Aim:
Copy out the data below as written; omit any images.

(Extracted records)
>>>

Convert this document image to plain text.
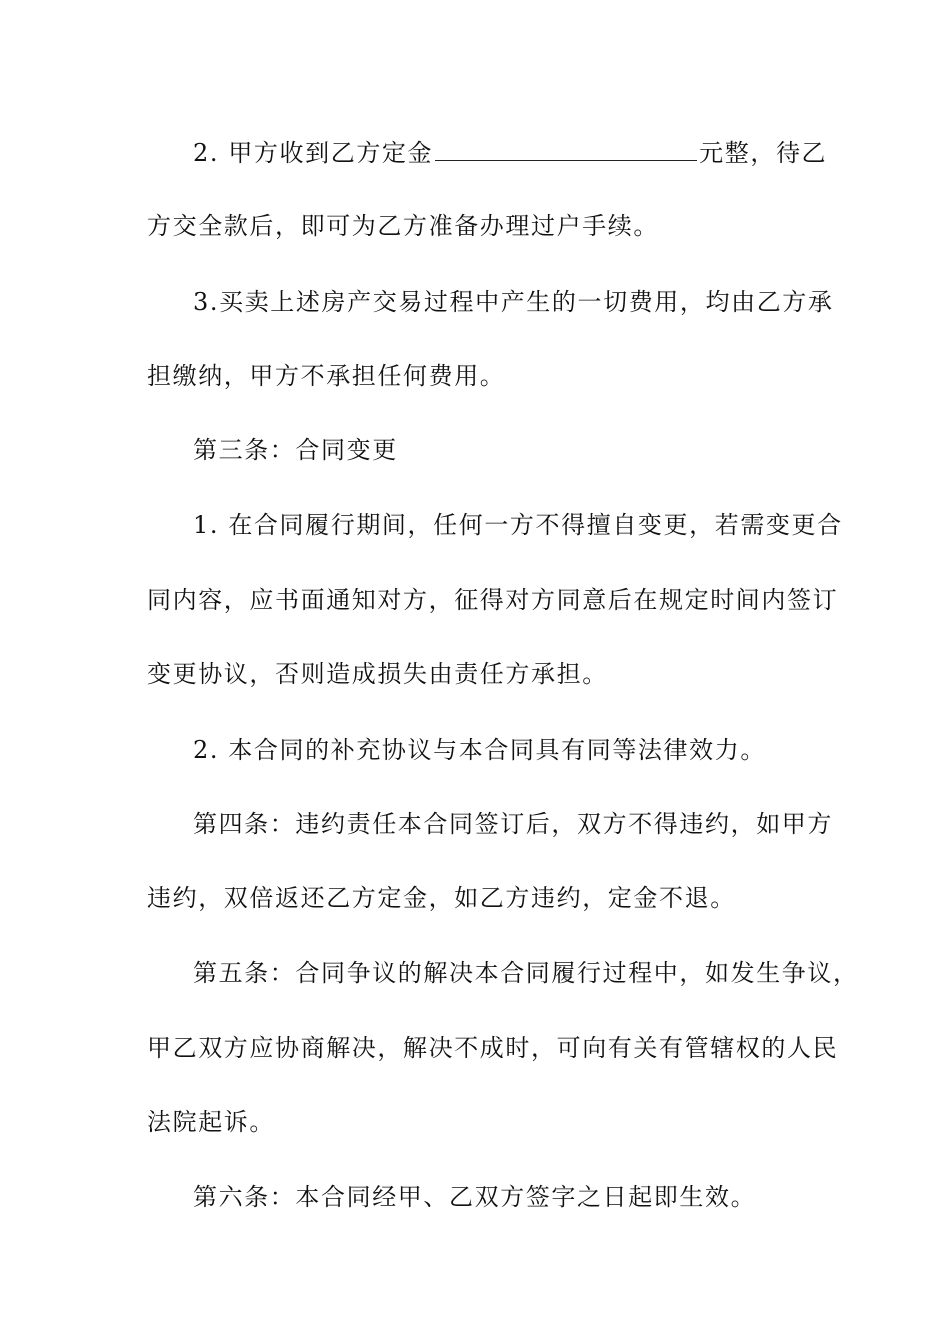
2. 甲方收到乙方定金	元整，待乙
方交全款后，即可为乙方准备办理过户手续。
3.买卖上述房产交易过程中产生的一切费用，均由乙方承
担缴纳，甲方不承担任何费用。
第三条：合同变更
1. 在合同履行期间，任何一方不得擅自变更，若需变更合
同内容，应书面通知对方，征得对方同意后在规定时间内签订
变更协议，否则造成损失由责任方承担。
2. 本合同的补充协议与本合同具有同等法律效力。
第四条：违约责任本合同签订后，双方不得违约，如甲方
违约，双倍返还乙方定金，如乙方违约，定金不退。
第五条：合同争议的解决本合同履行过程中，如发生争议，
甲乙双方应协商解决，解决不成时，可向有关有管辖权的人民
法院起诉。
第六条：本合同经甲、乙双方签字之日起即生效。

<<<

Response to the task:
Convert this document image to plain text.
2. 甲方收到乙方定金	元整，待乙
方交全款后，即可为乙方准备办理过户手续。
3.买卖上述房产交易过程中产生的一切费用，均由乙方承
担缴纳，甲方不承担任何费用。
第三条：合同变更
1. 在合同履行期间，任何一方不得擅自变更，若需变更合
同内容，应书面通知对方，征得对方同意后在规定时间内签订
变更协议，否则造成损失由责任方承担。
2. 本合同的补充协议与本合同具有同等法律效力。
第四条：违约责任本合同签订后，双方不得违约，如甲方
违约，双倍返还乙方定金，如乙方违约，定金不退。
第五条：合同争议的解决本合同履行过程中，如发生争议，
甲乙双方应协商解决，解决不成时，可向有关有管辖权的人民
法院起诉。
第六条：本合同经甲、乙双方签字之日起即生效。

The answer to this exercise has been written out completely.